Saved entries
_ _ _ _
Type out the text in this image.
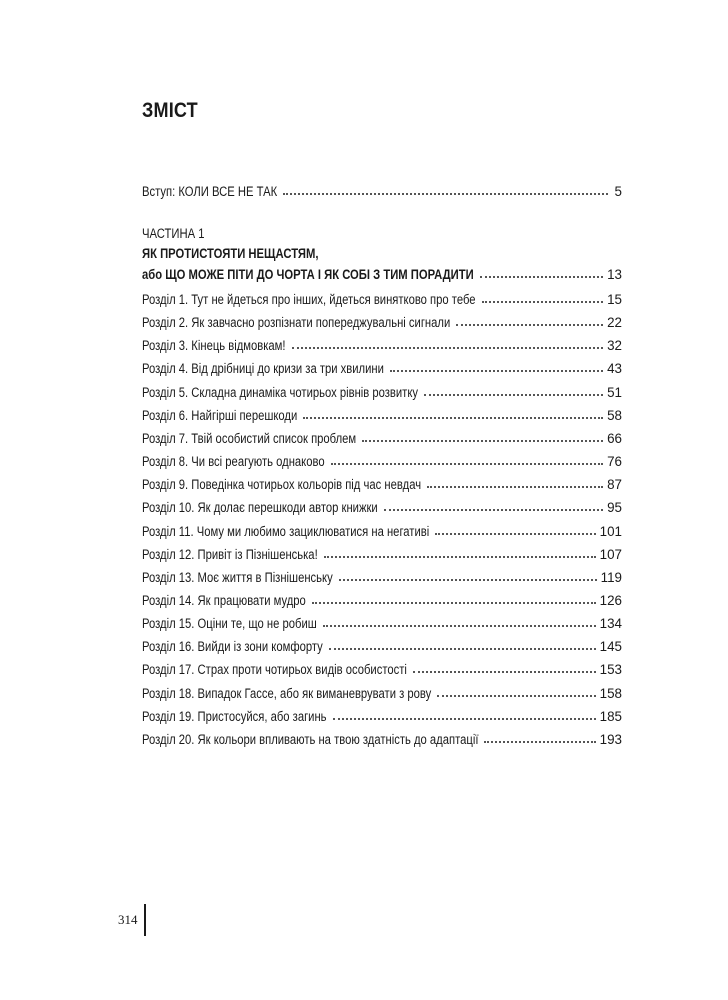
ЗМІСТ
Вступ: КОЛИ ВСЕ НЕ ТАК	5
ЧАСТИНА 1
ЯК ПРОТИСТОЯТИ НЕЩАСТЯМ,
або ЩО МОЖЕ ПІТИ ДО ЧОРТА І ЯК СОБІ З ТИМ ПОРАДИТИ	13
Розділ 1. Тут не йдеться про інших, йдеться винятково про тебе	15
Розділ 2. Як завчасно розпізнати попереджувальні сигнали	22
Розділ 3. Кінець відмовкам!	32
Розділ 4. Від дрібниці до кризи за три хвилини	43
Розділ 5. Складна динаміка чотирьох рівнів розвитку	51
Розділ 6. Найгірші перешкоди	58
Розділ 7. Твій особистий список проблем	66
Розділ 8. Чи всі реагують однаково	76
Розділ 9. Поведінка чотирьох кольорів під час невдач	87
Розділ 10. Як долає перешкоди автор книжки	95
Розділ 11. Чому ми любимо зациклюватися на негативі	101
Розділ 12. Привіт із Пізнішенська!	107
Розділ 13. Моє життя в Пізнішенську	119
Розділ 14. Як працювати мудро	126
Розділ 15. Оціни те, що не робиш	134
Розділ 16. Вийди із зони комфорту	145
Розділ 17. Страх проти чотирьох видів особистості	153
Розділ 18. Випадок Гассе, або як виманеврувати з рову	158
Розділ 19. Пристосуйся, або загинь	185
Розділ 20. Як кольори впливають на твою здатність до адаптації	193
314
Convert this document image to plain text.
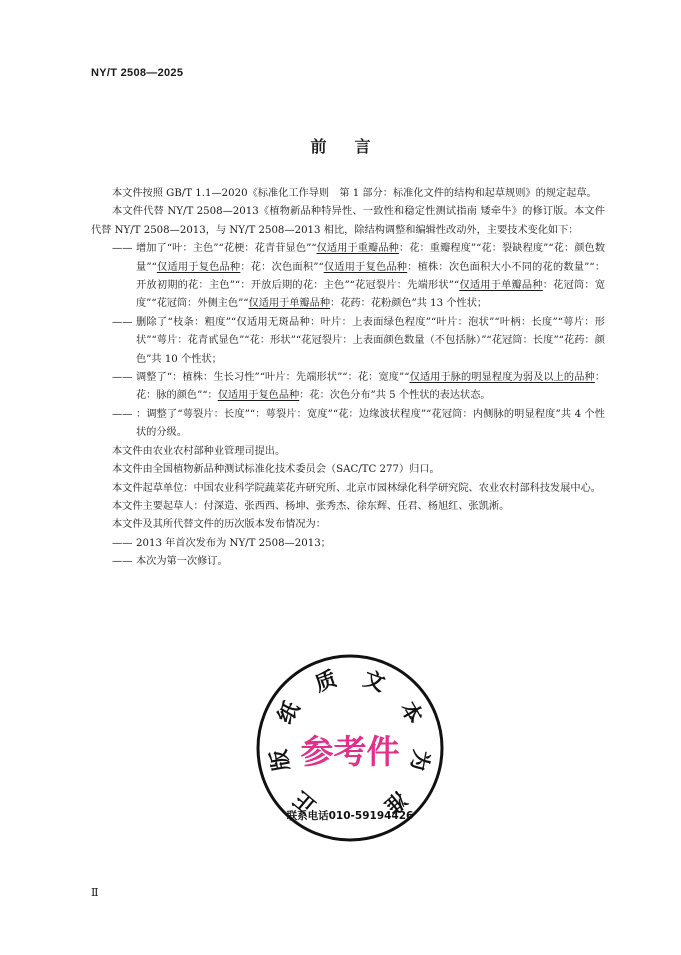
NY/T 2508—2025
前言

本文件按照 GB/T 1.1—2020《标准化工作导则　第 1 部分：标准化文件的结构和起草规则》的规定起草。

本文件代替 NY/T 2508—2013《植物新品种特异性、一致性和稳定性测试指南 矮牵牛》的修订版。本文件代替 NY/T 2508—2013，与 NY/T 2508—2013 相比，除结构调整和编辑性改动外，主要技术变化如下：

—— 增加了“叶：主色”“花梗：花青苷显色”“仅适用于重瓣品种：花：重瓣程度”“花：裂缺程度”“花：颜色数量”“仅适用于复色品种：花：次色面积”“仅适用于复色品种：植株：次色面积大小不同的花的数量”“：开放初期的花：主色”“：开放后期的花：主色”“花冠裂片：先端形状”“仅适用于单瓣品种：花冠筒：宽度”“花冠筒：外侧主色”“仅适用于单瓣品种：花药：花粉颜色”共 13 个性状；
—— 删除了“枝条：粗度”“仅适用无斑品种：叶片：上表面绿色程度”“叶片：泡状”“叶柄：长度”“萼片：形状”“萼片：花青甙显色”“花：形状”“花冠裂片：上表面颜色数量（不包括脉）”“花冠筒：长度”“花药：颜色”共 10 个性状；
—— 调整了“：植株：生长习性”“叶片：先端形状”“：花：宽度”“仅适用于脉的明显程度为弱及以上的品种：花：脉的颜色”“：仅适用于复色品种：花：次色分布”共 5 个性状的表达状态。
—— ：调整了“萼裂片：长度”“：萼裂片：宽度”“花：边缘波状程度”“花冠筒：内侧脉的明显程度”共 4 个性状的分级。

本文件由农业农村部种业管理司提出。

本文件由全国植物新品种测试标准化技术委员会（SAC/TC 277）归口。

本文件起草单位：中国农业科学院蔬菜花卉研究所、北京市园林绿化科学研究院、农业农村部科技发展中心。

本文件主要起草人：付深造、张西西、杨坤、张秀杰、徐东辉、任君、杨旭红、张凯淅。

本文件及其所代替文件的历次版本发布情况为：

—— 2013 年首次发布为 NY/T 2508—2013；
—— 本次为第一次修订。
正
版
纸
质 文
本
为
准
参考件
联系电话010-59194426
Ⅱ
_ _ _ _
* EXERCISE AIM: Exactly as written, return every line of the listing, but not the pictures.

* SOLUTION TO THIS PROBLEM:
Type out the text in this image.
ЗМІСТ
Вступ: КОЛИ ВСЕ НЕ ТАК	5
ЧАСТИНА 1
ЯК ПРОТИСТОЯТИ НЕЩАСТЯМ,
або ЩО МОЖЕ ПІТИ ДО ЧОРТА І ЯК СОБІ З ТИМ ПОРАДИТИ	13
Розділ 1. Тут не йдеться про інших, йдеться винятково про тебе	15
Розділ 2. Як завчасно розпізнати попереджувальні сигнали	22
Розділ 3. Кінець відмовкам!	32
Розділ 4. Від дрібниці до кризи за три хвилини	43
Розділ 5. Складна динаміка чотирьох рівнів розвитку	51
Розділ 6. Найгірші перешкоди	58
Розділ 7. Твій особистий список проблем	66
Розділ 8. Чи всі реагують однаково	76
Розділ 9. Поведінка чотирьох кольорів під час невдач	87
Розділ 10. Як долає перешкоди автор книжки	95
Розділ 11. Чому ми любимо зациклюватися на негативі	101
Розділ 12. Привіт із Пізнішенська!	107
Розділ 13. Моє життя в Пізнішенську	119
Розділ 14. Як працювати мудро	126
Розділ 15. Оціни те, що не робиш	134
Розділ 16. Вийди із зони комфорту	145
Розділ 17. Страх проти чотирьох видів особистості	153
Розділ 18. Випадок Гассе, або як виманеврувати з рову	158
Розділ 19. Пристосуйся, або загинь	185
Розділ 20. Як кольори впливають на твою здатність до адаптації	193
314
Convert this document image to plain text.
NY/T 2508—2025
前言

本文件按照 GB/T 1.1—2020《标准化工作导则　第 1 部分：标准化文件的结构和起草规则》的规定起草。

本文件代替 NY/T 2508—2013《植物新品种特异性、一致性和稳定性测试指南 矮牵牛》的修订版。本文件代替 NY/T 2508—2013，与 NY/T 2508—2013 相比，除结构调整和编辑性改动外，主要技术变化如下：

—— 增加了“叶：主色”“花梗：花青苷显色”“仅适用于重瓣品种：花：重瓣程度”“花：裂缺程度”“花：颜色数量”“仅适用于复色品种：花：次色面积”“仅适用于复色品种：植株：次色面积大小不同的花的数量”“：开放初期的花：主色”“：开放后期的花：主色”“花冠裂片：先端形状”“仅适用于单瓣品种：花冠筒：宽度”“花冠筒：外侧主色”“仅适用于单瓣品种：花药：花粉颜色”共 13 个性状；
—— 删除了“枝条：粗度”“仅适用无斑品种：叶片：上表面绿色程度”“叶片：泡状”“叶柄：长度”“萼片：形状”“萼片：花青甙显色”“花：形状”“花冠裂片：上表面颜色数量（不包括脉）”“花冠筒：长度”“花药：颜色”共 10 个性状；
—— 调整了“：植株：生长习性”“叶片：先端形状”“：花：宽度”“仅适用于脉的明显程度为弱及以上的品种：花：脉的颜色”“：仅适用于复色品种：花：次色分布”共 5 个性状的表达状态。
—— ：调整了“萼裂片：长度”“：萼裂片：宽度”“花：边缘波状程度”“花冠筒：内侧脉的明显程度”共 4 个性状的分级。

本文件由农业农村部种业管理司提出。

本文件由全国植物新品种测试标准化技术委员会（SAC/TC 277）归口。

本文件起草单位：中国农业科学院蔬菜花卉研究所、北京市园林绿化科学研究院、农业农村部科技发展中心。

本文件主要起草人：付深造、张西西、杨坤、张秀杰、徐东辉、任君、杨旭红、张凯淅。

本文件及其所代替文件的历次版本发布情况为：

—— 2013 年首次发布为 NY/T 2508—2013；
—— 本次为第一次修订。
正
版
纸
质 文
本
为
准
参考件
联系电话010-59194426
Ⅱ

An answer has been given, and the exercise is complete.